Continue the Indian economic news brief below from its last sentence.

▸ Text provided
● ● ● ● ●

WPI- based inflation fell to 11.16% in July from 12.07% a month ago. India’s wholesale price index based inflation eased in July but remained in double digits for the fourth consecutive month, as fuel and food inflation moderated even as inflation of manufactured items picked up.
The WPI has remained in double digits for a fourth consecutive year on a low base effect. The prices of crude, natural gas, metals and food has rose compared to last year. With the receding impact of covid and related lockdowns the inflation is ought to cool by the year end
The PLI Scheme for white goods which was approved in April was aimed at creating a global supply chain in India with a budgetary outlay of Rs. 6238 crores. Further the scheme now allows inclusion of more LED components such as resistors, fusers, among the eligible products.
To maintain the efficiency of the supply and manufacturing the government further plans to levy penalty if a company fails to make full committed investment and leaves midway, such companies will have to refund the incentives along with the interest.
Crisil Ratings upgraded its credit quality outlook for India Inc for FY 22 to “positive” from “cautiously optimistic” on the back of a sustained recovery in demand. 28 sectors of the 43 sectors in consideration are set to witness a recovery in demand back to pre-pandemic levels signaling a broad-based recovery
The increase in coverage of vaccines should also mitigate the impact of a third wave if it comes. Strong economic growth, both on the domestic and international front also aid the positive outlook going forward. Sectors with the most rating upgrades have been construction & engineering, steel, other metals, renewable energy, pharmaceuticals and specialty chemicals.

● ● ● ● ●

▸ Record extracts
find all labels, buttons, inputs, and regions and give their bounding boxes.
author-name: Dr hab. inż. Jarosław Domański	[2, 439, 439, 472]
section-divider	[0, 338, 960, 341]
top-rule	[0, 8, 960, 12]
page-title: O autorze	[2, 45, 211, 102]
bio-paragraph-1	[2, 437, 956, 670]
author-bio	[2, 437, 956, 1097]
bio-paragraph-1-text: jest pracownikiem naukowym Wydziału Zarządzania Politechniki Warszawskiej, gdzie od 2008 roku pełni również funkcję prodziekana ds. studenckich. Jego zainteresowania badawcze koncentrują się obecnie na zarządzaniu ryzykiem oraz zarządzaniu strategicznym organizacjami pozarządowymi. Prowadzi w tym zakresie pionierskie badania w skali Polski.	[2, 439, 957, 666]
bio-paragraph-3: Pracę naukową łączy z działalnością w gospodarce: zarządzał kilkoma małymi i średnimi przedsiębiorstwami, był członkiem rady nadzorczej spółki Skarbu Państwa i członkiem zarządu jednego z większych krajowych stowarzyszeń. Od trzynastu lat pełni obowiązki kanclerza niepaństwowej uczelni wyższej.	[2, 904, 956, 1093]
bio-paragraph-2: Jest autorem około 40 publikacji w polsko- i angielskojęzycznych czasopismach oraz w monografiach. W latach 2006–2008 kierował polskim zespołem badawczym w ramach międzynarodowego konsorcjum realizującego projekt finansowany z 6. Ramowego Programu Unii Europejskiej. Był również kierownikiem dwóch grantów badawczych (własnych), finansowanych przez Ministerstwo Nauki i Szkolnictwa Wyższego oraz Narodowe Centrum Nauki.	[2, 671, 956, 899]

● ● ● ● ●

▸ Response for this exercise
Firmed-up global prices have brightened the prospects of sugar exports from India for the 2021-22 marketing year starting October, even without the government subsidy. Mills have also exported some quantities of sugar this year under the open general license (OGL) category without availing the government subsidy in view of rising global rates.
The recent sugar production data from Brazil also points at further contraction in the country’s volume for the season. This occasioned the Indian traders signing sugar export contracts for 2021-2022 in advance, even before the start of the season unlike earlier times.
Merchandise exports surged 50% in July from a year before and 35% from the pre-pandemic level (July 2019), as orders from key western markets poured in and global commodity prices remained elevated.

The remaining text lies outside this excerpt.